## [WHAT NEEDS TO BE DONE]
Pick out every line holding the string "Microsoft" and copy it.

(Stored entries)
····················
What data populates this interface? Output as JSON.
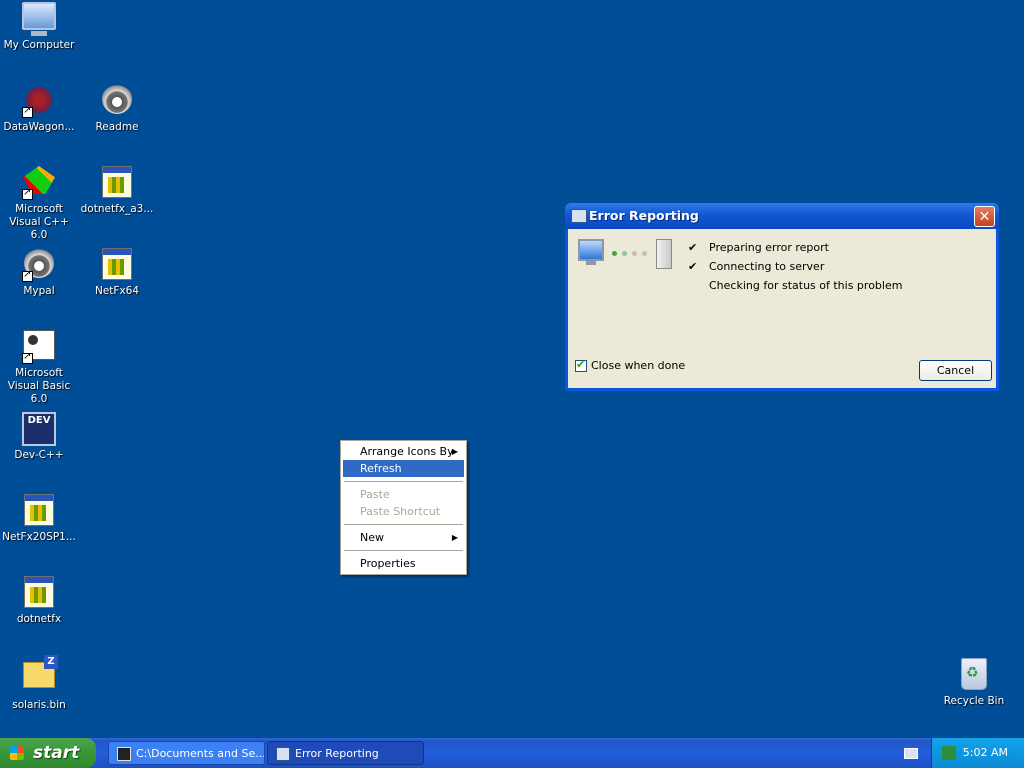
{
  "desktop": {
    "icons": [
      {
        "label": "My Computer",
        "icon": "my-computer-icon"
      },
      {
        "label": "DataWagon...",
        "icon": "datawagon-icon"
      },
      {
        "label": "Readme",
        "icon": "readme-icon"
      },
      {
        "label": "Microsoft Visual C++ 6.0",
        "icon": "visual-cpp-icon"
      },
      {
        "label": "dotnetfx_a3...",
        "icon": "installer-icon"
      },
      {
        "label": "Mypal",
        "icon": "mypal-icon"
      },
      {
        "label": "NetFx64",
        "icon": "installer-icon"
      },
      {
        "label": "Microsoft Visual Basic 6.0",
        "icon": "visual-basic-icon"
      },
      {
        "label": "Dev-C++",
        "icon": "dev-cpp-icon"
      },
      {
        "label": "NetFx20SP1...",
        "icon": "installer-icon"
      },
      {
        "label": "dotnetfx",
        "icon": "installer-icon"
      },
      {
        "label": "solaris.bin",
        "icon": "zip-folder-icon"
      },
      {
        "label": "Recycle Bin",
        "icon": "recycle-bin-icon"
      }
    ],
    "dev_icon_text": "DEV"
  },
  "dialog": {
    "title": "Error Reporting",
    "close_label": "✕",
    "steps": [
      {
        "label": "Preparing error report",
        "done": true
      },
      {
        "label": "Connecting to server",
        "done": true
      },
      {
        "label": "Checking for status of this problem",
        "done": false
      }
    ],
    "check_mark": "✔",
    "close_when_done_label": "Close when done",
    "close_when_done_checked": true,
    "cancel_label": "Cancel"
  },
  "context_menu": {
    "items": [
      {
        "label": "Arrange Icons By",
        "submenu": true,
        "state": "normal"
      },
      {
        "label": "Refresh",
        "submenu": false,
        "state": "highlighted"
      },
      {
        "label": "Paste",
        "submenu": false,
        "state": "disabled"
      },
      {
        "label": "Paste Shortcut",
        "submenu": false,
        "state": "disabled"
      },
      {
        "label": "New",
        "submenu": true,
        "state": "normal"
      },
      {
        "label": "Properties",
        "submenu": false,
        "state": "normal"
      }
    ],
    "submenu_arrow": "▶"
  },
  "taskbar": {
    "start_label": "start",
    "tasks": [
      {
        "label": "C:\\Documents and Se...",
        "icon": "7zip-icon"
      },
      {
        "label": "Error Reporting",
        "icon": "error-reporting-icon"
      }
    ],
    "clock": "5:02 AM"
  },
  "colors": {
    "desktop_bg": "#004e98",
    "menu_highlight": "#316ac5",
    "titlebar": "#0a56dc"
  }
}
····················
## [TASK OUTPUT]
        "label": "Microsoft Visual C++ 6.0",
        "label": "Microsoft Visual Basic 6.0",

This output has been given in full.